» **TASK TO CARRY OUT**: Please copy the rows from the line with "- marker-square: [188, 121, 200, 134]" to the line with "- data-point-marker: [106, 279, 121, 293]", renaming "data-point-marker" to "point-marker" and leaving everything else unchanged.

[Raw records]

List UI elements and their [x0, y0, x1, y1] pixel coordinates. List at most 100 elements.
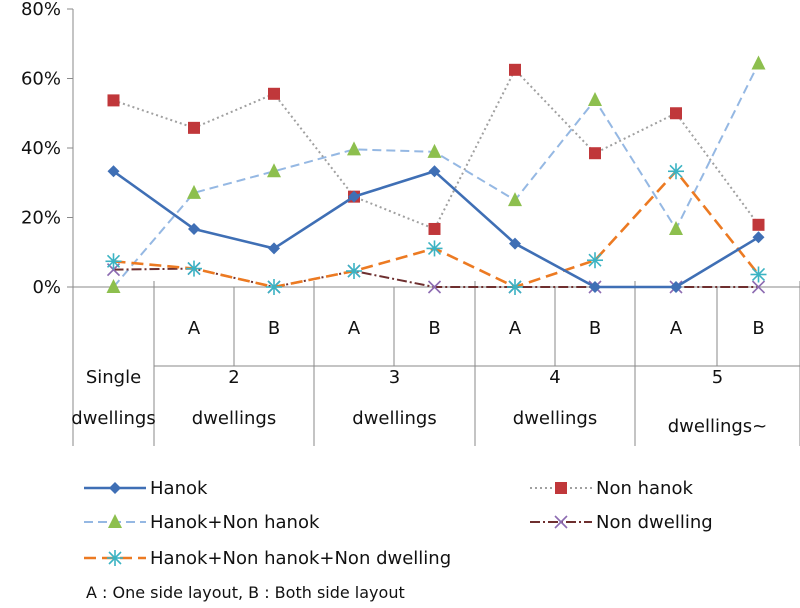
- marker-square: [188, 121, 200, 134]
- marker-triangle: [427, 143, 442, 158]
- legend-item: Non hanok: [530, 478, 693, 499]
- marker-diamond: [589, 281, 601, 293]
- marker-diamond: [509, 237, 521, 250]
- footnote: A : One side layout, B : Both side layou…: [86, 583, 405, 602]
- marker-star: [588, 253, 602, 267]
- legend-label: Hanok: [150, 478, 208, 499]
- data-point-marker: [428, 165, 441, 178]
- data-point-marker: [588, 92, 602, 107]
- category-label-line2: dwellings: [192, 408, 276, 429]
- category-label-line1: Single: [86, 367, 141, 388]
- data-point-marker: [670, 281, 682, 293]
- y-tick-label: 20%: [21, 208, 61, 229]
- data-point-marker: [668, 163, 684, 180]
- marker-star: [347, 264, 361, 278]
- data-point-marker: [554, 515, 568, 529]
- category-label-line1: 3: [389, 367, 400, 388]
- data-point-marker: [669, 220, 683, 235]
- marker-diamond: [348, 190, 360, 203]
- marker-triangle: [669, 220, 683, 235]
- data-point-marker: [188, 222, 200, 235]
- data-point-marker: [108, 514, 122, 528]
- marker-square: [752, 218, 765, 231]
- data-point-marker: [106, 279, 121, 293]
- marker-triangle: [588, 92, 602, 107]
- legend-item: Hanok: [84, 478, 208, 499]
- marker-star: [751, 267, 766, 282]
- subcategory-label: B: [589, 318, 601, 339]
- marker-diamond: [109, 482, 121, 494]
- marker-square: [107, 94, 120, 107]
- data-point-marker: [346, 263, 362, 280]
- data-point-marker: [427, 280, 442, 294]
- marker-square: [509, 63, 521, 76]
- data-point-marker: [107, 94, 120, 107]
- marker-star: [669, 164, 683, 178]
- marker-star: [106, 254, 121, 268]
- data-point-marker: [555, 482, 567, 494]
- marker-x: [751, 280, 766, 294]
- data-point-marker: [589, 147, 601, 160]
- legend-label: Hanok+Non hanok: [150, 512, 320, 533]
- data-point-marker: [509, 63, 521, 76]
- data-point-marker: [266, 279, 282, 295]
- marker-triangle: [108, 514, 122, 528]
- legend-label: Non dwelling: [596, 512, 713, 533]
- series-hanok-non-hanok-non-dwelling: [105, 163, 767, 295]
- legend-item: Hanok+Non hanok+Non dwelling: [84, 548, 451, 569]
- marker-diamond: [752, 231, 765, 244]
- y-tick-label: 80%: [21, 0, 61, 20]
- data-point-marker: [109, 482, 121, 494]
- data-point-marker: [751, 280, 766, 294]
- marker-star: [508, 280, 522, 294]
- data-point-marker: [268, 87, 280, 100]
- marker-triangle: [267, 163, 281, 178]
- marker-diamond: [268, 242, 280, 255]
- category-label-line2: dwellings: [71, 408, 155, 429]
- data-point-marker: [589, 281, 601, 293]
- legend-label: Non hanok: [596, 478, 693, 499]
- y-tick-label: 60%: [21, 69, 61, 90]
- legend-label: Hanok+Non hanok+Non dwelling: [150, 548, 451, 569]
- data-point-marker: [187, 184, 201, 199]
- series-hanok: [107, 165, 765, 293]
- marker-triangle: [508, 192, 522, 207]
- category-label-line2: dwellings: [352, 408, 436, 429]
- subcategory-label: A: [188, 318, 201, 339]
- legend-item: Non dwelling: [530, 512, 713, 533]
- data-point-marker: [347, 141, 361, 156]
- subcategory-label: A: [670, 318, 683, 339]
- marker-triangle: [751, 55, 766, 70]
- marker-square: [268, 87, 280, 100]
- marker-x: [427, 280, 442, 294]
- category-label-line1: 5: [712, 367, 723, 388]
- category-label-line1: 2: [228, 367, 239, 388]
- data-point-marker: [507, 279, 523, 295]
- marker-star: [108, 551, 122, 565]
- data-point-marker: [670, 107, 682, 120]
- marker-square: [670, 107, 682, 120]
- data-point-marker: [427, 143, 442, 158]
- marker-triangle: [347, 141, 361, 156]
- data-point-marker: [267, 163, 281, 178]
- series-layer: [105, 55, 767, 295]
- legend: Hanok Non hanok Hanok+Non hanok Non dwellin…: [84, 478, 713, 569]
- marker-triangle: [187, 184, 201, 199]
- data-point-marker: [107, 165, 120, 178]
- data-point-marker: [348, 190, 360, 203]
- subcategory-label: A: [509, 318, 522, 339]
- series-hanok-non-hanok: [106, 55, 766, 293]
- data-point-marker: [587, 252, 603, 269]
- marker-x: [554, 515, 568, 529]
- marker-diamond: [188, 222, 200, 235]
- data-point-marker: [750, 266, 767, 283]
- marker-diamond: [428, 165, 441, 178]
- legend-item: Hanok+Non hanok: [84, 512, 320, 533]
- subcategory-label: B: [428, 318, 440, 339]
- category-label-line1: 4: [549, 367, 560, 388]
- data-point-marker: [428, 222, 441, 235]
- series-non-dwelling: [106, 262, 766, 294]
- data-point-marker: [751, 55, 766, 70]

» **RESULT OF THE TASK**:
- marker-square: [188, 121, 200, 134]
- marker-triangle: [427, 143, 442, 158]
- legend-item: Non hanok: [530, 478, 693, 499]
- marker-diamond: [589, 281, 601, 293]
- marker-diamond: [509, 237, 521, 250]
- footnote: A : One side layout, B : Both side layou…: [86, 583, 405, 602]
- marker-star: [588, 253, 602, 267]
- legend-label: Hanok: [150, 478, 208, 499]
- point-marker: [428, 165, 441, 178]
- point-marker: [588, 92, 602, 107]
- category-label-line2: dwellings: [192, 408, 276, 429]
- category-label-line1: Single: [86, 367, 141, 388]
- point-marker: [670, 281, 682, 293]
- y-tick-label: 20%: [21, 208, 61, 229]
- point-marker: [668, 163, 684, 180]
- marker-star: [347, 264, 361, 278]
- point-marker: [554, 515, 568, 529]
- category-label-line1: 3: [389, 367, 400, 388]
- point-marker: [669, 220, 683, 235]
- marker-diamond: [348, 190, 360, 203]
- marker-triangle: [669, 220, 683, 235]
- point-marker: [188, 222, 200, 235]
- point-marker: [108, 514, 122, 528]
- marker-square: [752, 218, 765, 231]
- point-marker: [106, 279, 121, 293]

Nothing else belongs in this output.